Job
Filter the listing below, copying every line in which the word "GBPJPY" appears.

[Begin Material for the task]

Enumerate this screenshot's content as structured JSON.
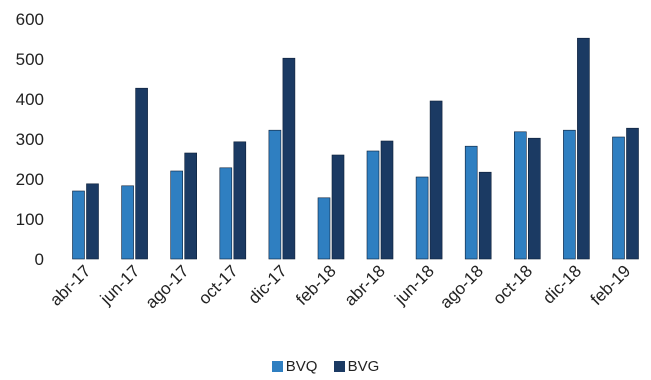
{
  "chart_data": {
    "type": "bar",
    "categories": [
      "abr-17",
      "jun-17",
      "ago-17",
      "oct-17",
      "dic-17",
      "feb-18",
      "abr-18",
      "jun-18",
      "ago-18",
      "oct-18",
      "dic-18",
      "feb-19"
    ],
    "series": [
      {
        "name": "BVQ",
        "color": "#2f7fc1",
        "values": [
          170,
          183,
          220,
          228,
          322,
          153,
          270,
          205,
          282,
          318,
          322,
          305
        ]
      },
      {
        "name": "BVG",
        "color": "#1b3a63",
        "values": [
          188,
          427,
          265,
          293,
          502,
          260,
          295,
          395,
          217,
          302,
          552,
          327
        ]
      }
    ],
    "ylim": [
      0,
      600
    ],
    "yticks": [
      0,
      100,
      200,
      300,
      400,
      500,
      600
    ],
    "grid": false,
    "legend": "bottom"
  }
}
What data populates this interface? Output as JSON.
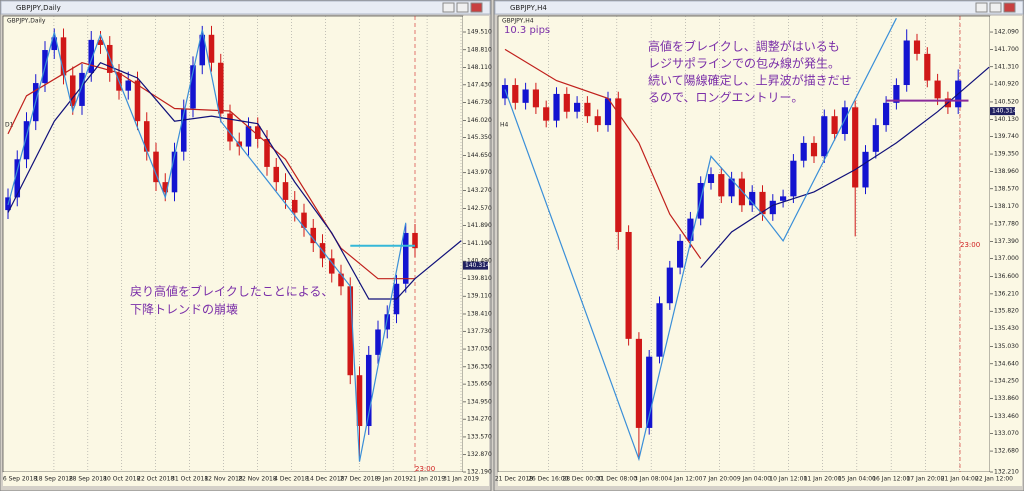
{
  "chart_data": [
    {
      "type": "candlestick",
      "window_title": "GBPJPY,Daily",
      "chart_label": "GBPJPY,Daily",
      "timeframe": "D1",
      "bull_color": "#1414d0",
      "bear_color": "#d01818",
      "ylim": [
        132.19,
        150.14
      ],
      "yticks": [
        {
          "value": 149.51,
          "label": "149.510"
        },
        {
          "value": 148.81,
          "label": "148.810"
        },
        {
          "value": 148.11,
          "label": "148.110"
        },
        {
          "value": 147.43,
          "label": "147.430"
        },
        {
          "value": 146.73,
          "label": "146.730"
        },
        {
          "value": 146.02,
          "label": "146.020"
        },
        {
          "value": 145.35,
          "label": "145.350"
        },
        {
          "value": 144.65,
          "label": "144.650"
        },
        {
          "value": 143.97,
          "label": "143.970"
        },
        {
          "value": 143.27,
          "label": "143.270"
        },
        {
          "value": 142.57,
          "label": "142.570"
        },
        {
          "value": 141.89,
          "label": "141.890"
        },
        {
          "value": 141.19,
          "label": "141.190"
        },
        {
          "value": 140.49,
          "label": "140.490"
        },
        {
          "value": 139.81,
          "label": "139.810"
        },
        {
          "value": 139.11,
          "label": "139.110"
        },
        {
          "value": 138.41,
          "label": "138.410"
        },
        {
          "value": 137.73,
          "label": "137.730"
        },
        {
          "value": 137.03,
          "label": "137.030"
        },
        {
          "value": 136.33,
          "label": "136.330"
        },
        {
          "value": 135.65,
          "label": "135.650"
        },
        {
          "value": 134.95,
          "label": "134.950"
        },
        {
          "value": 134.27,
          "label": "134.270"
        },
        {
          "value": 133.57,
          "label": "133.570"
        },
        {
          "value": 132.87,
          "label": "132.870"
        },
        {
          "value": 132.19,
          "label": "132.190"
        }
      ],
      "price_tag": {
        "value": 140.314,
        "label": "140.314"
      },
      "time_label": "23:00",
      "date_labels": [
        "6 Sep 2018",
        "18 Sep 2018",
        "28 Sep 2018",
        "10 Oct 2018",
        "22 Oct 2018",
        "31 Oct 2018",
        "12 Nov 2018",
        "22 Nov 2018",
        "4 Dec 2018",
        "14 Dec 2018",
        "27 Dec 2018",
        "9 Jan 2019",
        "21 Jan 2019",
        "31 Jan 2019"
      ],
      "annotation": [
        "戻り高値をブレイクしたことによる、",
        "下降トレンドの崩壊"
      ],
      "candles": [
        [
          142.5,
          143.35,
          142.15,
          143.0
        ],
        [
          143.0,
          144.85,
          142.65,
          144.5
        ],
        [
          144.5,
          146.35,
          144.15,
          146.0
        ],
        [
          146.0,
          147.85,
          145.65,
          147.5
        ],
        [
          147.5,
          149.15,
          147.15,
          148.8
        ],
        [
          148.8,
          149.65,
          148.45,
          149.3
        ],
        [
          149.3,
          149.65,
          147.45,
          147.8
        ],
        [
          147.8,
          148.15,
          146.25,
          146.6
        ],
        [
          146.6,
          148.25,
          146.25,
          147.9
        ],
        [
          147.9,
          149.55,
          147.55,
          149.2
        ],
        [
          149.2,
          149.55,
          148.65,
          149.0
        ],
        [
          149.0,
          149.35,
          147.55,
          147.9
        ],
        [
          147.9,
          148.25,
          146.85,
          147.2
        ],
        [
          147.2,
          147.95,
          146.85,
          147.6
        ],
        [
          147.6,
          147.95,
          145.65,
          146.0
        ],
        [
          146.0,
          146.35,
          144.45,
          144.8
        ],
        [
          144.8,
          145.15,
          143.25,
          143.6
        ],
        [
          143.6,
          143.95,
          142.85,
          143.2
        ],
        [
          143.2,
          145.15,
          142.85,
          144.8
        ],
        [
          144.8,
          146.85,
          144.45,
          146.5
        ],
        [
          146.5,
          148.55,
          146.15,
          148.2
        ],
        [
          148.2,
          149.75,
          147.85,
          149.4
        ],
        [
          149.4,
          149.75,
          147.95,
          148.3
        ],
        [
          148.3,
          148.65,
          145.95,
          146.3
        ],
        [
          146.3,
          146.65,
          144.85,
          145.2
        ],
        [
          145.2,
          145.55,
          144.65,
          145.0
        ],
        [
          145.0,
          146.15,
          144.65,
          145.8
        ],
        [
          145.8,
          146.15,
          144.95,
          145.3
        ],
        [
          145.3,
          145.65,
          143.85,
          144.2
        ],
        [
          144.2,
          144.55,
          143.25,
          143.6
        ],
        [
          143.6,
          143.95,
          142.55,
          142.9
        ],
        [
          142.9,
          143.25,
          142.05,
          142.4
        ],
        [
          142.4,
          142.75,
          141.45,
          141.8
        ],
        [
          141.8,
          142.15,
          140.85,
          141.2
        ],
        [
          141.2,
          141.55,
          140.25,
          140.6
        ],
        [
          140.6,
          140.95,
          139.65,
          140.0
        ],
        [
          140.0,
          140.35,
          139.15,
          139.5
        ],
        [
          139.5,
          139.85,
          135.65,
          136.0
        ],
        [
          136.0,
          136.35,
          132.6,
          134.0
        ],
        [
          134.0,
          137.15,
          133.65,
          136.8
        ],
        [
          136.8,
          138.15,
          136.45,
          137.8
        ],
        [
          137.8,
          138.75,
          137.45,
          138.4
        ],
        [
          138.4,
          139.95,
          138.05,
          139.6
        ],
        [
          139.6,
          141.95,
          139.25,
          141.6
        ],
        [
          141.6,
          141.95,
          140.65,
          141.0
        ]
      ],
      "lines": [
        {
          "color": "#c0201c",
          "x": [
            0,
            2,
            8,
            12,
            18,
            24,
            30,
            36,
            40,
            44
          ],
          "values": [
            145.5,
            147.0,
            148.3,
            147.9,
            146.5,
            146.4,
            144.5,
            141.0,
            139.8,
            139.8
          ]
        },
        {
          "color": "#10107a",
          "x": [
            0,
            5,
            10,
            14,
            18,
            22,
            27,
            31,
            35,
            39,
            42,
            44,
            49
          ],
          "values": [
            142.4,
            146.0,
            148.3,
            147.7,
            146.0,
            146.2,
            145.9,
            143.6,
            141.6,
            139.0,
            139.0,
            139.8,
            141.3
          ]
        },
        {
          "color": "#3a8fd8",
          "x": [
            0,
            5,
            7,
            10,
            17,
            21,
            23,
            37,
            38,
            43
          ],
          "values": [
            142.7,
            149.5,
            146.4,
            149.4,
            143.0,
            149.6,
            146.0,
            139.5,
            132.6,
            142.0
          ]
        },
        {
          "color": "#35b8d8",
          "x": [
            37,
            44
          ],
          "values": [
            141.1,
            141.1
          ]
        }
      ]
    },
    {
      "type": "candlestick",
      "window_title": "GBPJPY,H4",
      "chart_label": "GBPJPY,H4",
      "timeframe": "H4",
      "bull_color": "#1414d0",
      "bear_color": "#d01818",
      "ylim": [
        132.21,
        142.45
      ],
      "yticks": [
        {
          "value": 142.09,
          "label": "142.090"
        },
        {
          "value": 141.7,
          "label": "141.700"
        },
        {
          "value": 141.31,
          "label": "141.310"
        },
        {
          "value": 140.92,
          "label": "140.920"
        },
        {
          "value": 140.52,
          "label": "140.520"
        },
        {
          "value": 140.13,
          "label": "140.130"
        },
        {
          "value": 139.74,
          "label": "139.740"
        },
        {
          "value": 139.35,
          "label": "139.350"
        },
        {
          "value": 138.96,
          "label": "138.960"
        },
        {
          "value": 138.57,
          "label": "138.570"
        },
        {
          "value": 138.17,
          "label": "138.170"
        },
        {
          "value": 137.78,
          "label": "137.780"
        },
        {
          "value": 137.39,
          "label": "137.390"
        },
        {
          "value": 137,
          "label": "137.000"
        },
        {
          "value": 136.6,
          "label": "136.600"
        },
        {
          "value": 136.21,
          "label": "136.210"
        },
        {
          "value": 135.82,
          "label": "135.820"
        },
        {
          "value": 135.43,
          "label": "135.430"
        },
        {
          "value": 135.03,
          "label": "135.030"
        },
        {
          "value": 134.64,
          "label": "134.640"
        },
        {
          "value": 134.25,
          "label": "134.250"
        },
        {
          "value": 133.86,
          "label": "133.860"
        },
        {
          "value": 133.46,
          "label": "133.460"
        },
        {
          "value": 133.07,
          "label": "133.070"
        },
        {
          "value": 132.68,
          "label": "132.680"
        },
        {
          "value": 132.21,
          "label": "132.210"
        }
      ],
      "price_tag": {
        "value": 140.314,
        "label": "140.314"
      },
      "time_label": "23:00",
      "note": "10.3 pips",
      "date_labels": [
        "21 Dec 2018",
        "26 Dec 16:00",
        "28 Dec 00:00",
        "31 Dec 08:00",
        "3 Jan 08:00",
        "4 Jan 12:00",
        "7 Jan 20:00",
        "9 Jan 04:00",
        "10 Jan 12:00",
        "11 Jan 20:00",
        "15 Jan 04:00",
        "16 Jan 12:00",
        "17 Jan 20:00",
        "21 Jan 04:00",
        "22 Jan 12:00"
      ],
      "annotation": [
        "高値をブレイクし、調整がはいるも",
        "レジサポラインでの包み線が発生。",
        "続いて陽線確定し、上昇波が描きだせ",
        "るので、ロングエントリー。"
      ],
      "candles": [
        [
          140.6,
          141.05,
          140.45,
          140.9
        ],
        [
          140.9,
          141.05,
          140.35,
          140.5
        ],
        [
          140.5,
          140.95,
          140.35,
          140.8
        ],
        [
          140.8,
          140.95,
          140.25,
          140.4
        ],
        [
          140.4,
          140.55,
          139.95,
          140.1
        ],
        [
          140.1,
          140.85,
          139.95,
          140.7
        ],
        [
          140.7,
          140.85,
          140.15,
          140.3
        ],
        [
          140.3,
          140.65,
          140.15,
          140.5
        ],
        [
          140.5,
          140.65,
          140.05,
          140.2
        ],
        [
          140.2,
          140.35,
          139.85,
          140.0
        ],
        [
          140.0,
          140.75,
          139.85,
          140.6
        ],
        [
          140.6,
          140.75,
          137.2,
          137.6
        ],
        [
          137.6,
          137.75,
          135.05,
          135.2
        ],
        [
          135.2,
          135.35,
          132.5,
          133.2
        ],
        [
          133.2,
          134.95,
          133.05,
          134.8
        ],
        [
          134.8,
          136.15,
          134.65,
          136.0
        ],
        [
          136.0,
          136.95,
          135.85,
          136.8
        ],
        [
          136.8,
          137.55,
          136.65,
          137.4
        ],
        [
          137.4,
          138.05,
          137.25,
          137.9
        ],
        [
          137.9,
          138.85,
          137.75,
          138.7
        ],
        [
          138.7,
          139.05,
          138.55,
          138.9
        ],
        [
          138.9,
          139.05,
          138.25,
          138.4
        ],
        [
          138.4,
          138.95,
          138.25,
          138.8
        ],
        [
          138.8,
          138.95,
          138.05,
          138.2
        ],
        [
          138.2,
          138.65,
          138.05,
          138.5
        ],
        [
          138.5,
          138.65,
          137.85,
          138.0
        ],
        [
          138.0,
          138.45,
          137.85,
          138.3
        ],
        [
          138.3,
          138.55,
          138.15,
          138.4
        ],
        [
          138.4,
          139.35,
          138.25,
          139.2
        ],
        [
          139.2,
          139.75,
          139.05,
          139.6
        ],
        [
          139.6,
          139.75,
          139.15,
          139.3
        ],
        [
          139.3,
          140.35,
          139.15,
          140.2
        ],
        [
          140.2,
          140.35,
          139.65,
          139.8
        ],
        [
          139.8,
          140.55,
          139.65,
          140.4
        ],
        [
          140.4,
          140.55,
          137.5,
          138.6
        ],
        [
          138.6,
          139.55,
          138.45,
          139.4
        ],
        [
          139.4,
          140.15,
          139.25,
          140.0
        ],
        [
          140.0,
          140.65,
          139.85,
          140.5
        ],
        [
          140.5,
          141.05,
          140.35,
          140.9
        ],
        [
          140.9,
          142.15,
          140.75,
          141.9
        ],
        [
          141.9,
          142.05,
          141.45,
          141.6
        ],
        [
          141.6,
          141.75,
          140.85,
          141.0
        ],
        [
          141.0,
          141.15,
          140.45,
          140.6
        ],
        [
          140.6,
          140.75,
          140.25,
          140.4
        ],
        [
          140.4,
          141.25,
          140.25,
          141.0
        ]
      ],
      "lines": [
        {
          "color": "#c0201c",
          "x": [
            0,
            5,
            10,
            13,
            16,
            19
          ],
          "values": [
            141.7,
            141.0,
            140.6,
            139.6,
            138.0,
            137.0
          ]
        },
        {
          "color": "#10107a",
          "x": [
            19,
            22,
            26,
            30,
            34,
            38,
            42,
            47
          ],
          "values": [
            136.8,
            137.6,
            138.2,
            138.5,
            139.0,
            139.6,
            140.3,
            141.3
          ]
        },
        {
          "color": "#3a8fd8",
          "x": [
            0,
            13,
            20,
            25,
            27,
            38
          ],
          "values": [
            140.8,
            132.5,
            139.3,
            138.0,
            137.4,
            142.4
          ]
        },
        {
          "color": "#8a2a9a",
          "x": [
            37,
            45
          ],
          "values": [
            140.55,
            140.55
          ]
        }
      ]
    }
  ]
}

[End Material for the task]

Answer to this problem
      "window_title": "GBPJPY,Daily",
      "chart_label": "GBPJPY,Daily",
      "window_title": "GBPJPY,H4",
      "chart_label": "GBPJPY,H4",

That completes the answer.